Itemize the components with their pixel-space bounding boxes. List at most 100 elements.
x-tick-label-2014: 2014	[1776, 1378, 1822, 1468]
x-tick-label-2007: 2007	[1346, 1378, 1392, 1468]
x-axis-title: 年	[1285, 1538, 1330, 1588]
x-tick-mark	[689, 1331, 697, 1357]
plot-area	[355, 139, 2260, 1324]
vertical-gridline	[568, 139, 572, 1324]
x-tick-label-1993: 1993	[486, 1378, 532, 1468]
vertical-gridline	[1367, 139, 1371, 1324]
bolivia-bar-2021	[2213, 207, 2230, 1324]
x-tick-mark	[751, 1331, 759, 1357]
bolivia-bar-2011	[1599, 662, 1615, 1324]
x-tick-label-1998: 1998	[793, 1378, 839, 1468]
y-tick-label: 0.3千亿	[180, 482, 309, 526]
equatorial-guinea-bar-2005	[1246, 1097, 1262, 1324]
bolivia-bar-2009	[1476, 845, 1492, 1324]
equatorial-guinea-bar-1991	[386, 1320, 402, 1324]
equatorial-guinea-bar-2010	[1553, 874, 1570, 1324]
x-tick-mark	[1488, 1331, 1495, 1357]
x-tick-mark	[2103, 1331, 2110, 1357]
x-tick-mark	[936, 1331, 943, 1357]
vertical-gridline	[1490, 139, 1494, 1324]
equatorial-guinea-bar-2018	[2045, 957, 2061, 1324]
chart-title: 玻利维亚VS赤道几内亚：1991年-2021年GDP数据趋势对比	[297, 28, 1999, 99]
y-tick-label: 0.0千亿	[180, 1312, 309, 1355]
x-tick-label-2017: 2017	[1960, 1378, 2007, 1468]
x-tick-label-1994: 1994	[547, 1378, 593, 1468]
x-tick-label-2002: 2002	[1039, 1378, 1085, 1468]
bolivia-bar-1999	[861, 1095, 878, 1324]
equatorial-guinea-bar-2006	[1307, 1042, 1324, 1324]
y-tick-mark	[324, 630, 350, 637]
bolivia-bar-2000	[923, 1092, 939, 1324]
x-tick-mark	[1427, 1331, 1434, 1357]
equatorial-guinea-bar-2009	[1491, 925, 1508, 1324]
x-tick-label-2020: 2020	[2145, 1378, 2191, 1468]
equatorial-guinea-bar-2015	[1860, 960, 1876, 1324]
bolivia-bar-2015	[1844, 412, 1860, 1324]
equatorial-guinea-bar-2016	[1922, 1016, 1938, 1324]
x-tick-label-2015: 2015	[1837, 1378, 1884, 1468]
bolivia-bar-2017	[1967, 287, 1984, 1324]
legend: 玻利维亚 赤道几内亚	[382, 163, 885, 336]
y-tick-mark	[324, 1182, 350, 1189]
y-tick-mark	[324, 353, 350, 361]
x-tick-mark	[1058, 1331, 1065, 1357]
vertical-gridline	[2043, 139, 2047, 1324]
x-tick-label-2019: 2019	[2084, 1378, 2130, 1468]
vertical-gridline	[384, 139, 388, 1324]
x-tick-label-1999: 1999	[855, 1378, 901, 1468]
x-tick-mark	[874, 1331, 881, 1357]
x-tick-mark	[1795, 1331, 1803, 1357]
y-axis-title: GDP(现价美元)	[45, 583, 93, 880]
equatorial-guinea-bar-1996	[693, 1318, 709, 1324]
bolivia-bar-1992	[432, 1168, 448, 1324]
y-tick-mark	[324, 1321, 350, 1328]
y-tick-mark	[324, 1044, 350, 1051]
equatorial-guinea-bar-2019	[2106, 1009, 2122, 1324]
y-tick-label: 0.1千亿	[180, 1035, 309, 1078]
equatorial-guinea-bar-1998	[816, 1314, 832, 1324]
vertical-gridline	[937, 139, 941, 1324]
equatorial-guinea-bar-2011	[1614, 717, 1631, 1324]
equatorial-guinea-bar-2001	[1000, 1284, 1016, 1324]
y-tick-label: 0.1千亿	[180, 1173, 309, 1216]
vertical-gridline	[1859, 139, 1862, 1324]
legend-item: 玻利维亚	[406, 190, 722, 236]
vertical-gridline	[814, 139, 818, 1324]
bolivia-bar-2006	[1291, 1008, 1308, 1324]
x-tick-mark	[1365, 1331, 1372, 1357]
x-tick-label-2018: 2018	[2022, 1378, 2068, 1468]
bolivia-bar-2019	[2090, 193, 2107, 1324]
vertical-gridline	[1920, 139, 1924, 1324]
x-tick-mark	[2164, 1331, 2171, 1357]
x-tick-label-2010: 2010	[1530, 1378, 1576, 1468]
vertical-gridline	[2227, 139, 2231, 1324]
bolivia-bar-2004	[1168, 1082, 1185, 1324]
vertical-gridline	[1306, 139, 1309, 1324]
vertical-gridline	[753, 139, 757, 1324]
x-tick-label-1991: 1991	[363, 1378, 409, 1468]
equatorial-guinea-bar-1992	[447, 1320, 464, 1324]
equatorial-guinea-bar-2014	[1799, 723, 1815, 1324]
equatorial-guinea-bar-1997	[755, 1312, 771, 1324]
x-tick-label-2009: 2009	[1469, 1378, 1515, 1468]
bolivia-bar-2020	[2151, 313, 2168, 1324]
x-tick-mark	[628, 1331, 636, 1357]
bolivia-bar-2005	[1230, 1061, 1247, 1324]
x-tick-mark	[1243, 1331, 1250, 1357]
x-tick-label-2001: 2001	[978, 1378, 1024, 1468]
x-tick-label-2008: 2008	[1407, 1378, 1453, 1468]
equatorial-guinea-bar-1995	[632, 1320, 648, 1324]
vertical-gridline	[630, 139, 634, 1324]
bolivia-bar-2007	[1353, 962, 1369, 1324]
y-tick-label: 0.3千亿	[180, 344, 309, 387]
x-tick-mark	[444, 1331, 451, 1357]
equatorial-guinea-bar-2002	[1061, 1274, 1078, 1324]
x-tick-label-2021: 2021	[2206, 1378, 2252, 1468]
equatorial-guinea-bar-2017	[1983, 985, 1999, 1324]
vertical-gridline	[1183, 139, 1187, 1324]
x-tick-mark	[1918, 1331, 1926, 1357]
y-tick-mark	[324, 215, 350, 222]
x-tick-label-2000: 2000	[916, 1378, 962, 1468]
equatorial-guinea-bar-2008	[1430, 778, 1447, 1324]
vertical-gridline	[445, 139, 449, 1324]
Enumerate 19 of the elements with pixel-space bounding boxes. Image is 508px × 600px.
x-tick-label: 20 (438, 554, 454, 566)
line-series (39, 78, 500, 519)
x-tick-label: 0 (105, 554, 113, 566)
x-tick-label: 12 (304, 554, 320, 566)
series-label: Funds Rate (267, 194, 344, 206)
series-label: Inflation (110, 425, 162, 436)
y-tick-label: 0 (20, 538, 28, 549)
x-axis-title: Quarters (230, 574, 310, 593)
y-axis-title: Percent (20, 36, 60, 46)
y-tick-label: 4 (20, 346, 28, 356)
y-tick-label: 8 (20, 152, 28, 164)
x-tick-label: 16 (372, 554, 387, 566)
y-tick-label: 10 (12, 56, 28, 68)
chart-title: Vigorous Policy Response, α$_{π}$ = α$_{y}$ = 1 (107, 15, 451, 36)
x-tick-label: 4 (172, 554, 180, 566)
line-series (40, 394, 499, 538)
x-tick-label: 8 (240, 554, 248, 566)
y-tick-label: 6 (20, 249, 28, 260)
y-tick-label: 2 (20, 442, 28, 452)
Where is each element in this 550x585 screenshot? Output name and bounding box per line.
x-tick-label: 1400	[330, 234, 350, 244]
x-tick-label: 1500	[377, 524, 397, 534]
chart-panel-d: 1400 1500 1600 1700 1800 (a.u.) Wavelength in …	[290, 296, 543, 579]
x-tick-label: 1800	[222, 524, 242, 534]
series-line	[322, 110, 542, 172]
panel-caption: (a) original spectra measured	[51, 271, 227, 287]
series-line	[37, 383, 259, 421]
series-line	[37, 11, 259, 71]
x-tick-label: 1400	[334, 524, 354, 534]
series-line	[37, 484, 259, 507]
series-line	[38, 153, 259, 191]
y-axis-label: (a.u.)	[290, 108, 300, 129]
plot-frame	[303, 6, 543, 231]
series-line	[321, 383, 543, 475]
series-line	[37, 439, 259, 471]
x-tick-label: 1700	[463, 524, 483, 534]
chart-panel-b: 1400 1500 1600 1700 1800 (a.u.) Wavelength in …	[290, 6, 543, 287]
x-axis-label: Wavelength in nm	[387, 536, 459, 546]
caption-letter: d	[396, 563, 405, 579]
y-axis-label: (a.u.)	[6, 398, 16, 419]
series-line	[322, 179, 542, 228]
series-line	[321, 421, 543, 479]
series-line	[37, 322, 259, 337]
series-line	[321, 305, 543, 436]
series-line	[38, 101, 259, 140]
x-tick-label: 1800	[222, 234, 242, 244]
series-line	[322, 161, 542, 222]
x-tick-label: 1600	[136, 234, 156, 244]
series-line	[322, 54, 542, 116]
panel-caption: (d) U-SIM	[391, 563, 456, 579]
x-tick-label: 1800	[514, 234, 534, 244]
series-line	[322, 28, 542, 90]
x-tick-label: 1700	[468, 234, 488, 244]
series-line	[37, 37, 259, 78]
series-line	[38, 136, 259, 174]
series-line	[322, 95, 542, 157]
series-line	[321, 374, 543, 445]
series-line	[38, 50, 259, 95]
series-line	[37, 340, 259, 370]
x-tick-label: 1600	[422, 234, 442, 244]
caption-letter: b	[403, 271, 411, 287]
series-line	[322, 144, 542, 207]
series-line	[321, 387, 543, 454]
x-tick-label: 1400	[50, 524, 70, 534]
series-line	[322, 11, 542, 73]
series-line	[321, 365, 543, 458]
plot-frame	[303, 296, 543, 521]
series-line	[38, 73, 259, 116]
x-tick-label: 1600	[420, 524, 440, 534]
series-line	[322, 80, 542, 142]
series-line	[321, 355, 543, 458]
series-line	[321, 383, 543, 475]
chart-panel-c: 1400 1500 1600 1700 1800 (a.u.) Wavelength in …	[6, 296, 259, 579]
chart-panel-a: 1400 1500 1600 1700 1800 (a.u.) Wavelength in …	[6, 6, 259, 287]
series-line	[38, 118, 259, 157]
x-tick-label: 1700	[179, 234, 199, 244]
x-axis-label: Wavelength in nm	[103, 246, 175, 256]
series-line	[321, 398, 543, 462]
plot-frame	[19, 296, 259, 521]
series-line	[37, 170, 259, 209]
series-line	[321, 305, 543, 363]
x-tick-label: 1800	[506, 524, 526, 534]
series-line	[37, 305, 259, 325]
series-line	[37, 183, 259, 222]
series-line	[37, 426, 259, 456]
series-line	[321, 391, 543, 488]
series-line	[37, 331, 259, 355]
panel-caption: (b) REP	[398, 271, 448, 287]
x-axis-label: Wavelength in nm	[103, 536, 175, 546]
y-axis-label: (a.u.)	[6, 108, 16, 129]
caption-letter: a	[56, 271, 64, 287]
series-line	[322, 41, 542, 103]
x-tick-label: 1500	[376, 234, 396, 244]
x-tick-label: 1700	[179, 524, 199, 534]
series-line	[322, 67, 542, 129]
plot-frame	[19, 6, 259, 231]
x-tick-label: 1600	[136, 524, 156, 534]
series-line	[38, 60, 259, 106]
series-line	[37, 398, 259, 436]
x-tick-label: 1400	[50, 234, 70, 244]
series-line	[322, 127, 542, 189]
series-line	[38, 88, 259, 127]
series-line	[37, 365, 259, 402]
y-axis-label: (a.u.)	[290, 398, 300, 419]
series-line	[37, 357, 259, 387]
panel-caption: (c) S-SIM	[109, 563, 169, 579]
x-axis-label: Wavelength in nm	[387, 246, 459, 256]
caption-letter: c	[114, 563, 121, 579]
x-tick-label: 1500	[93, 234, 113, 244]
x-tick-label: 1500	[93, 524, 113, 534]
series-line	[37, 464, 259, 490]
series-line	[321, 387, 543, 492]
◇ ◇ ◇
**短い課題:**
一覧の最初の行から始めて「960, 1876, 1324]」を含む行で終わる範囲を、両端の行も含めて一字一句違えずに書き写してください。

**この課題の解答:**
Itemize the components with their pixel-space bounding boxes. List at most 100 elements.
x-tick-label-2014: 2014	[1776, 1378, 1822, 1468]
x-tick-label-2007: 2007	[1346, 1378, 1392, 1468]
x-axis-title: 年	[1285, 1538, 1330, 1588]
x-tick-mark	[689, 1331, 697, 1357]
plot-area	[355, 139, 2260, 1324]
vertical-gridline	[568, 139, 572, 1324]
x-tick-label-1993: 1993	[486, 1378, 532, 1468]
vertical-gridline	[1367, 139, 1371, 1324]
bolivia-bar-2021	[2213, 207, 2230, 1324]
x-tick-mark	[751, 1331, 759, 1357]
bolivia-bar-2011	[1599, 662, 1615, 1324]
x-tick-label-1998: 1998	[793, 1378, 839, 1468]
y-tick-label: 0.3千亿	[180, 482, 309, 526]
equatorial-guinea-bar-2005	[1246, 1097, 1262, 1324]
bolivia-bar-2009	[1476, 845, 1492, 1324]
equatorial-guinea-bar-1991	[386, 1320, 402, 1324]
equatorial-guinea-bar-2010	[1553, 874, 1570, 1324]
x-tick-mark	[1488, 1331, 1495, 1357]
x-tick-mark	[2103, 1331, 2110, 1357]
x-tick-mark	[936, 1331, 943, 1357]
vertical-gridline	[1490, 139, 1494, 1324]
equatorial-guinea-bar-2018	[2045, 957, 2061, 1324]
chart-title: 玻利维亚VS赤道几内亚：1991年-2021年GDP数据趋势对比	[297, 28, 1999, 99]
y-tick-label: 0.0千亿	[180, 1312, 309, 1355]
x-tick-label-2017: 2017	[1960, 1378, 2007, 1468]
x-tick-label-1994: 1994	[547, 1378, 593, 1468]
x-tick-label-2002: 2002	[1039, 1378, 1085, 1468]
bolivia-bar-1999	[861, 1095, 878, 1324]
equatorial-guinea-bar-2006	[1307, 1042, 1324, 1324]
y-tick-mark	[324, 630, 350, 637]
bolivia-bar-2000	[923, 1092, 939, 1324]
x-tick-mark	[1427, 1331, 1434, 1357]
equatorial-guinea-bar-2009	[1491, 925, 1508, 1324]
x-tick-label-2020: 2020	[2145, 1378, 2191, 1468]
equatorial-guinea-bar-2015	[1860, 960, 1876, 1324]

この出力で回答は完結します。